Collected data:
Start

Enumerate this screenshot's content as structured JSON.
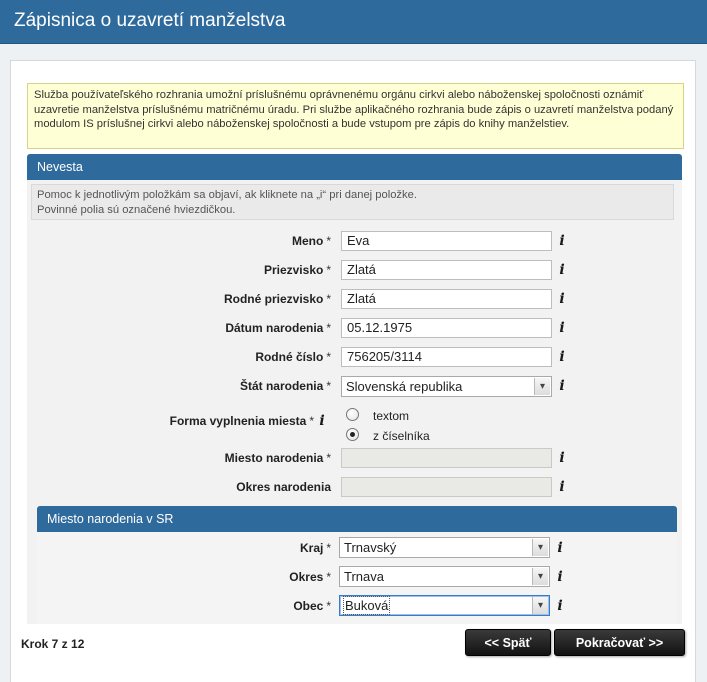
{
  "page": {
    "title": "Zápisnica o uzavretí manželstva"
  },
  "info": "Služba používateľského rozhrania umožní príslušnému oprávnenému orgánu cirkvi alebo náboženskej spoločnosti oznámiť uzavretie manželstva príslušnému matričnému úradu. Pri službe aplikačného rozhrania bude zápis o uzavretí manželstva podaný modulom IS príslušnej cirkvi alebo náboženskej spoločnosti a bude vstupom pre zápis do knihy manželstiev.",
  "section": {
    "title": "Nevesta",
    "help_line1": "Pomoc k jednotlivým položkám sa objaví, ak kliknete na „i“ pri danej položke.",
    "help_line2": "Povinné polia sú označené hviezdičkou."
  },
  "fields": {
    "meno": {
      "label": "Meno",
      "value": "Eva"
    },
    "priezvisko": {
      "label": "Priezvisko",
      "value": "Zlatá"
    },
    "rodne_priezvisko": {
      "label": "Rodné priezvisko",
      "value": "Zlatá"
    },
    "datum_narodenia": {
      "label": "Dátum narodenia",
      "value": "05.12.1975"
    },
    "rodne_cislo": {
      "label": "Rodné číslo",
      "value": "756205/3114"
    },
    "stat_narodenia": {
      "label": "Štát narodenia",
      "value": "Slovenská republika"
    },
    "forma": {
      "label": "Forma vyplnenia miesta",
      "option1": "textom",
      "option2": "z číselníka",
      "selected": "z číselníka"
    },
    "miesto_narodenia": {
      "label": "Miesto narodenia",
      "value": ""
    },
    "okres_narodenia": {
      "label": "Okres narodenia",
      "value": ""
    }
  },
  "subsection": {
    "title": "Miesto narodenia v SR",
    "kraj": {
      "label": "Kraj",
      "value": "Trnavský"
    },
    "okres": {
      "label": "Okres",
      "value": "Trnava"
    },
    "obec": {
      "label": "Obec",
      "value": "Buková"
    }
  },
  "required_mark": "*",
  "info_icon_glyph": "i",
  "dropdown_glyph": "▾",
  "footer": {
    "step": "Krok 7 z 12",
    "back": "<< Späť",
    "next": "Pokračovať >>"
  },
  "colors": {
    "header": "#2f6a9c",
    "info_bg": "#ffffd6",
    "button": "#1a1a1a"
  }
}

End

#### [Task objective]
Output every entry verbatim. Pictures do not belong in the copy.

#### [Result below]
Enumerate this screenshot's content as structured JSON.
{
  "page": {
    "title": "Zápisnica o uzavretí manželstva"
  },
  "info": "Služba používateľského rozhrania umožní príslušnému oprávnenému orgánu cirkvi alebo náboženskej spoločnosti oznámiť uzavretie manželstva príslušnému matričnému úradu. Pri službe aplikačného rozhrania bude zápis o uzavretí manželstva podaný modulom IS príslušnej cirkvi alebo náboženskej spoločnosti a bude vstupom pre zápis do knihy manželstiev.",
  "section": {
    "title": "Nevesta",
    "help_line1": "Pomoc k jednotlivým položkám sa objaví, ak kliknete na „i“ pri danej položke.",
    "help_line2": "Povinné polia sú označené hviezdičkou."
  },
  "fields": {
    "meno": {
      "label": "Meno",
      "value": "Eva"
    },
    "priezvisko": {
      "label": "Priezvisko",
      "value": "Zlatá"
    },
    "rodne_priezvisko": {
      "label": "Rodné priezvisko",
      "value": "Zlatá"
    },
    "datum_narodenia": {
      "label": "Dátum narodenia",
      "value": "05.12.1975"
    },
    "rodne_cislo": {
      "label": "Rodné číslo",
      "value": "756205/3114"
    },
    "stat_narodenia": {
      "label": "Štát narodenia",
      "value": "Slovenská republika"
    },
    "forma": {
      "label": "Forma vyplnenia miesta",
      "option1": "textom",
      "option2": "z číselníka",
      "selected": "z číselníka"
    },
    "miesto_narodenia": {
      "label": "Miesto narodenia",
      "value": ""
    },
    "okres_narodenia": {
      "label": "Okres narodenia",
      "value": ""
    }
  },
  "subsection": {
    "title": "Miesto narodenia v SR",
    "kraj": {
      "label": "Kraj",
      "value": "Trnavský"
    },
    "okres": {
      "label": "Okres",
      "value": "Trnava"
    },
    "obec": {
      "label": "Obec",
      "value": "Buková"
    }
  },
  "required_mark": "*",
  "info_icon_glyph": "i",
  "dropdown_glyph": "▾",
  "footer": {
    "step": "Krok 7 z 12",
    "back": "<< Späť",
    "next": "Pokračovať >>"
  },
  "colors": {
    "header": "#2f6a9c",
    "info_bg": "#ffffd6",
    "button": "#1a1a1a"
  }
}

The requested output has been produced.